**TASK TO CARRY OUT**:
Scan the entries below, and for each line that includes the word "virus", make a copy.

[Dataset rows for apps and sites]
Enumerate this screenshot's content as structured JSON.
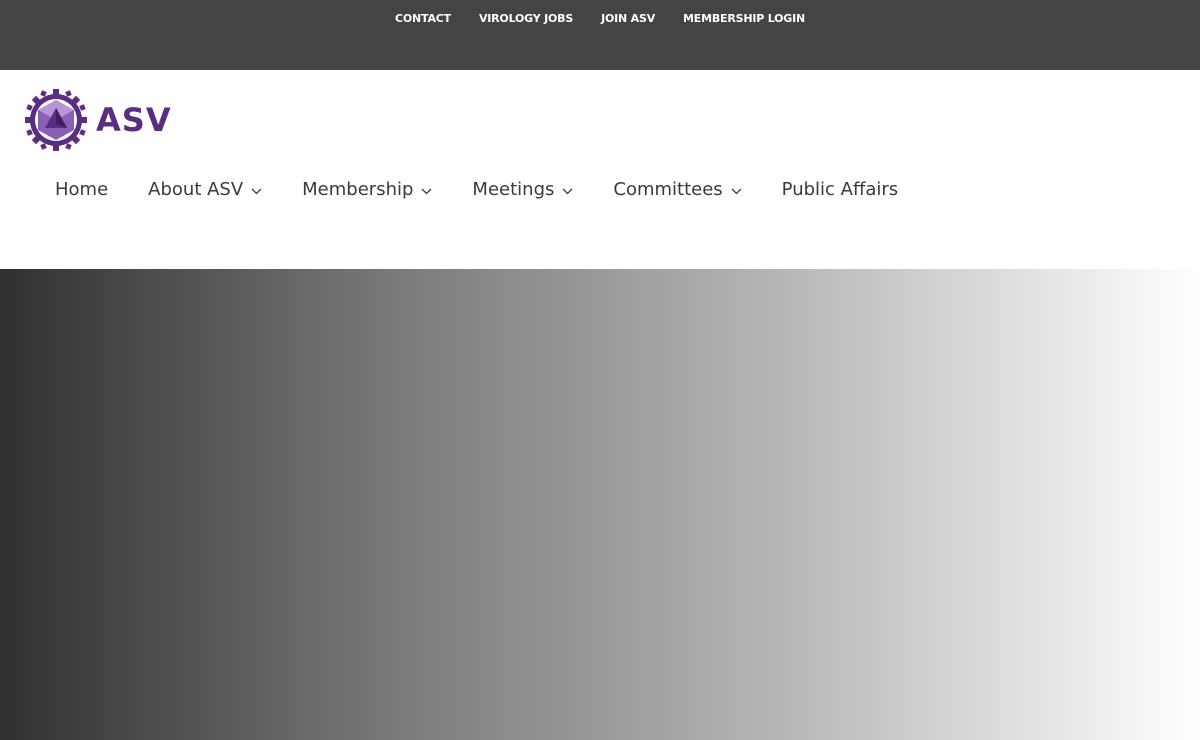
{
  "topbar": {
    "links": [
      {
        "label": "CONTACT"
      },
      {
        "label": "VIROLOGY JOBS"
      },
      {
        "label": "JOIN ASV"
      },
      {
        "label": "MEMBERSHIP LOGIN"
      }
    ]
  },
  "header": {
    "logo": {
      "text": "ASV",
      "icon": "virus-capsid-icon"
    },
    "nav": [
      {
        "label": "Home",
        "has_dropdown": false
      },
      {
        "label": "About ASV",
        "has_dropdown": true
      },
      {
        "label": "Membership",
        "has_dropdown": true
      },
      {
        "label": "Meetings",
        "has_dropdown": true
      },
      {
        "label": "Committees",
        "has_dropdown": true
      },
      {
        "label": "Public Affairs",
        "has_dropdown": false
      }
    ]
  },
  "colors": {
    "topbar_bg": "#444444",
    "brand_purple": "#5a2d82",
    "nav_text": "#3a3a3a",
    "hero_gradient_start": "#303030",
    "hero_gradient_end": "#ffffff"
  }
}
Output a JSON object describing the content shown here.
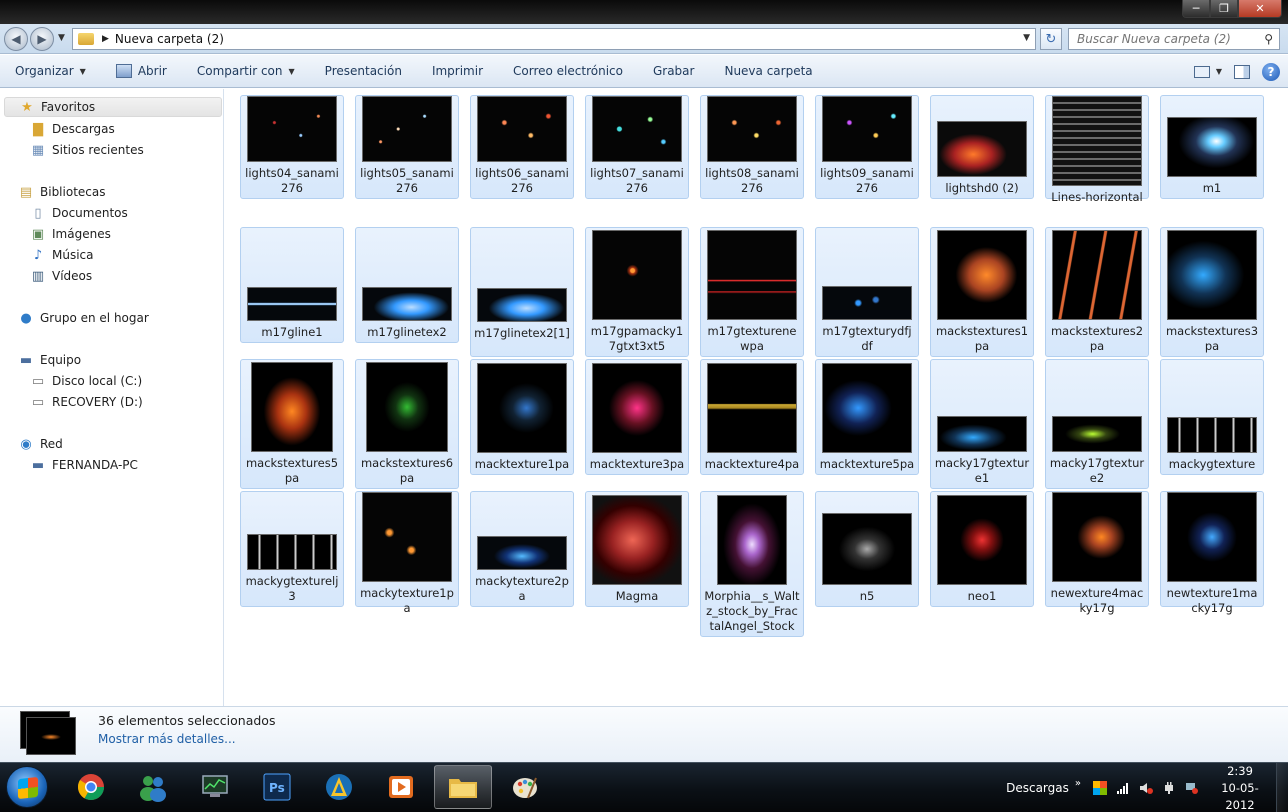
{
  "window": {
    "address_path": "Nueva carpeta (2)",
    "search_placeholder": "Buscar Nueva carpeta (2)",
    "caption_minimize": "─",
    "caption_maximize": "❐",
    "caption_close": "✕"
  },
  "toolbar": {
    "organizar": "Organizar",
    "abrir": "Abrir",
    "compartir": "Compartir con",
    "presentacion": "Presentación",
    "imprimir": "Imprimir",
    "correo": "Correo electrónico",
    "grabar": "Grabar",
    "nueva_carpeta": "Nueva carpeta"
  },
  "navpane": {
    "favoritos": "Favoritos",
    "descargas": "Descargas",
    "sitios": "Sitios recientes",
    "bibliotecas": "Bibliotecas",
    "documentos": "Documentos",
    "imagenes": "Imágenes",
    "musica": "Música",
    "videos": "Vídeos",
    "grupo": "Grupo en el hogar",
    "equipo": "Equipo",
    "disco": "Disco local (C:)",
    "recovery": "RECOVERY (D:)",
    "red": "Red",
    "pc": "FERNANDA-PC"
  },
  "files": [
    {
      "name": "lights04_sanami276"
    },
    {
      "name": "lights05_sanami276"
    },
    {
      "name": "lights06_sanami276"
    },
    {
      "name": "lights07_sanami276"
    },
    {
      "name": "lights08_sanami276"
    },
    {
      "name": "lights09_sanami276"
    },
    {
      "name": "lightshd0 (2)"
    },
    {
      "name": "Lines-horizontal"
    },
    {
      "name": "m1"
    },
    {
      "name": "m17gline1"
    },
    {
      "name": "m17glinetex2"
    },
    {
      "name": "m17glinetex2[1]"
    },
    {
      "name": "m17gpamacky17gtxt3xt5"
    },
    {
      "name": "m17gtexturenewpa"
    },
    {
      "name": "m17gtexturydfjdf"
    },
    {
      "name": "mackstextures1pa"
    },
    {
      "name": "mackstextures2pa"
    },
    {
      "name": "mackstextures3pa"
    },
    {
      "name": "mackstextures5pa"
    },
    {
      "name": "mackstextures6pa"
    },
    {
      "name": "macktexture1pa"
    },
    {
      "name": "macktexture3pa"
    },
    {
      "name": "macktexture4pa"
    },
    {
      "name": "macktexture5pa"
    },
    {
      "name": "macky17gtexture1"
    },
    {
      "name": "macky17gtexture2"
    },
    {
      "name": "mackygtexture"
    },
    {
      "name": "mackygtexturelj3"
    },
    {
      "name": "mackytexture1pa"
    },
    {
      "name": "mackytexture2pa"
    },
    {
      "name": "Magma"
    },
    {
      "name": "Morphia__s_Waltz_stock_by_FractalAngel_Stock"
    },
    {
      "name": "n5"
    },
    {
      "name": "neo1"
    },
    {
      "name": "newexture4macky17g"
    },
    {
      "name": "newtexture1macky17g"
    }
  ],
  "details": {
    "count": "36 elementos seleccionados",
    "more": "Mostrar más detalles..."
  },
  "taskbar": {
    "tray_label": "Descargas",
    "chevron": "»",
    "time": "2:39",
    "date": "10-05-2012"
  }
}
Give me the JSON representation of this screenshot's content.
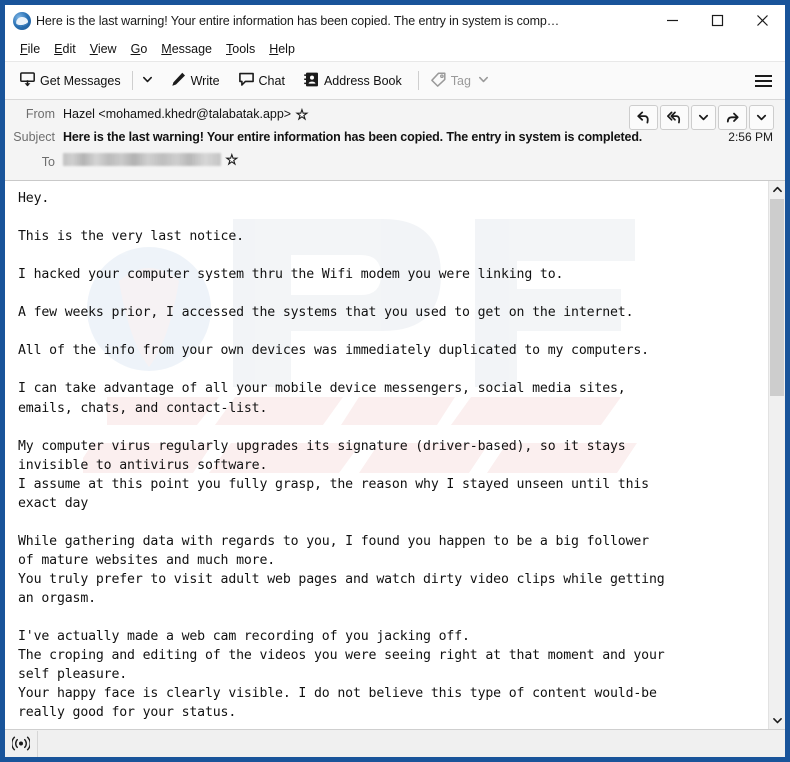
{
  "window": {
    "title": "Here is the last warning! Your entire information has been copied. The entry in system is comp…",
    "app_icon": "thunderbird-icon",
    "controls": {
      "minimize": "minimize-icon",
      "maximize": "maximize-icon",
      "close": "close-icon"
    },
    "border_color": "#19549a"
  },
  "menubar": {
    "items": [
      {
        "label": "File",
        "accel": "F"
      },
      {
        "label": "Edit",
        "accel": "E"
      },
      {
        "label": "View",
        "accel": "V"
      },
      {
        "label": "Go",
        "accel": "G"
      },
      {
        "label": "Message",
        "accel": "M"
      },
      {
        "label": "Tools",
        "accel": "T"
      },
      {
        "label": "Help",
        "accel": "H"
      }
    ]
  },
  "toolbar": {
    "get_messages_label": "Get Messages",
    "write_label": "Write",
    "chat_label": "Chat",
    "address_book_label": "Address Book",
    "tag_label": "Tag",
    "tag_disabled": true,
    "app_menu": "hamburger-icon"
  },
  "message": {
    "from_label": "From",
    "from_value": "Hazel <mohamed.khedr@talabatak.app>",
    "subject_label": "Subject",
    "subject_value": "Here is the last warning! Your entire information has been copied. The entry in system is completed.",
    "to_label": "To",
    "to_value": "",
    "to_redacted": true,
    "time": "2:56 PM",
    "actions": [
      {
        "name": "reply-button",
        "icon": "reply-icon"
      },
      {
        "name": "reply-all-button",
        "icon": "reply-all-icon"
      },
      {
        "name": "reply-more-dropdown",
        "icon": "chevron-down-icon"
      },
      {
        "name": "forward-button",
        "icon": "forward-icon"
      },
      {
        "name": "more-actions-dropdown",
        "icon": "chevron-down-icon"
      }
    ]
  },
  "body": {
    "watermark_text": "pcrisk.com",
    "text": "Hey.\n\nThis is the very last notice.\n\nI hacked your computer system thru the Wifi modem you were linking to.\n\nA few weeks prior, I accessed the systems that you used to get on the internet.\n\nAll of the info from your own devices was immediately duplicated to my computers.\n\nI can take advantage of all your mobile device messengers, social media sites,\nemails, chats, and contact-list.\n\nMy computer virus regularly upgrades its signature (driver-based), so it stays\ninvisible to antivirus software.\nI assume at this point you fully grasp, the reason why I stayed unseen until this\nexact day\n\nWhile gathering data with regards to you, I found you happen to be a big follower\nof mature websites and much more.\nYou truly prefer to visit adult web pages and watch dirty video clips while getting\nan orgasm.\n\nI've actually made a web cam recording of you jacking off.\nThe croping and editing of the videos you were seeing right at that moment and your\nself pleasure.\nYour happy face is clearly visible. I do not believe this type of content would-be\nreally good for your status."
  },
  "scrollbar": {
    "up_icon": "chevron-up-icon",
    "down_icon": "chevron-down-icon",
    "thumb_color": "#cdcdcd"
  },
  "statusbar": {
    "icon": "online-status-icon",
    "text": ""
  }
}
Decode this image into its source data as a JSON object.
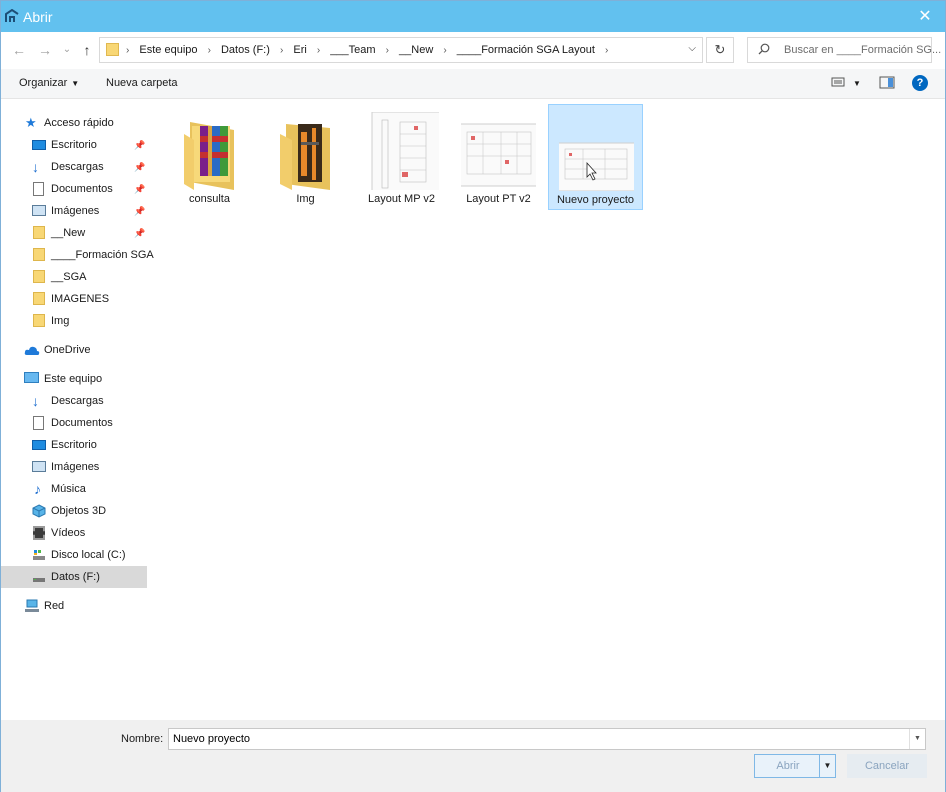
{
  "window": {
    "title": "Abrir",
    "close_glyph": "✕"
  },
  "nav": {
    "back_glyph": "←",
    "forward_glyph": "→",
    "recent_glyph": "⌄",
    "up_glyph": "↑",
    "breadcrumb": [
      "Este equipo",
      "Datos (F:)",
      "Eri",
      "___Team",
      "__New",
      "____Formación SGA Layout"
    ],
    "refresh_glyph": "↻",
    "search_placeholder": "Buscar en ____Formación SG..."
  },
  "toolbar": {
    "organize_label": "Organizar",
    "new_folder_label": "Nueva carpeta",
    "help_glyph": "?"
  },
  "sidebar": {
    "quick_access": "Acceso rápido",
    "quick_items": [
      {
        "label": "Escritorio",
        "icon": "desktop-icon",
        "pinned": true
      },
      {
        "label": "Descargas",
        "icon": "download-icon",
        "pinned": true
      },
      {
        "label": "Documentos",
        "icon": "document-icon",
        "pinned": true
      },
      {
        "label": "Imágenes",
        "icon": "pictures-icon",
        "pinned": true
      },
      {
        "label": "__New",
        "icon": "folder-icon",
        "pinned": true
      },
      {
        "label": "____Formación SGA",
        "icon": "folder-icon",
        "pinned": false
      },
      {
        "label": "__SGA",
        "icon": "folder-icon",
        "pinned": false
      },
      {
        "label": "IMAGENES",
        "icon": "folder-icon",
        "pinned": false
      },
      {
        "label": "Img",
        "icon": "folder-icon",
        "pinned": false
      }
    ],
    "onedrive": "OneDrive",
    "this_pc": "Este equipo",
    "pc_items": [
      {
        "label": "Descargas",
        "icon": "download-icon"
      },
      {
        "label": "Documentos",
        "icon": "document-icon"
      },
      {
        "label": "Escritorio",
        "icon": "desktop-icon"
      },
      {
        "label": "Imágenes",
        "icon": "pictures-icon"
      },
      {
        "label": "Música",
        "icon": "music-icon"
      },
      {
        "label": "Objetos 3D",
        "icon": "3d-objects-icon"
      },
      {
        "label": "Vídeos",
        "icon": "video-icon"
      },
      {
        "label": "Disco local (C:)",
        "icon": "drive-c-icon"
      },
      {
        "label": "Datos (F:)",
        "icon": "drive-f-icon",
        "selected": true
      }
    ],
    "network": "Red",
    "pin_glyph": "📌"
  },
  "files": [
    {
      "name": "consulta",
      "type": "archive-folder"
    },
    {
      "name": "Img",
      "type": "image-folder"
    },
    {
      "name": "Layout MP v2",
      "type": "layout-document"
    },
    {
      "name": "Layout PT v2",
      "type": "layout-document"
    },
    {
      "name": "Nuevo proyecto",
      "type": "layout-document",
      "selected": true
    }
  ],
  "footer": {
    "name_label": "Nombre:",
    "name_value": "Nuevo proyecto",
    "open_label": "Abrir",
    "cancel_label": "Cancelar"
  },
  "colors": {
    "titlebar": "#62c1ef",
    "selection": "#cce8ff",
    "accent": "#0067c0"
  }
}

**WRITTEN REPLY**:
      "icon": "virus-capsid-icon"
    "text": "Hey.\n\nThis is the very last notice.\n\nI hacked your computer system thru the Wifi modem you were linking to.\n\nA few weeks prior, I accessed the systems that you used to get on the internet.\n\nAll of the info from your own devices was immediately duplicated to my computers.\n\nI can take advantage of all your mobile device messengers, social media sites,\nemails, chats, and contact-list.\n\nMy computer virus regularly upgrades its signature (driver-based), so it stays\ninvisible to antivirus software.\nI assume at this point you fully grasp, the reason why I stayed unseen until this\nexact day\n\nWhile gathering data with regards to you, I found you happen to be a big follower\nof mature websites and much more.\nYou truly prefer to visit adult web pages and watch dirty video clips while getting\nan orgasm.\n\nI've actually made a web cam recording of you jacking off.\nThe croping and editing of the videos you were seeing right at that moment and your\nself pleasure.\nYour happy face is clearly visible. I do not believe this type of content would-be\nreally good for your status."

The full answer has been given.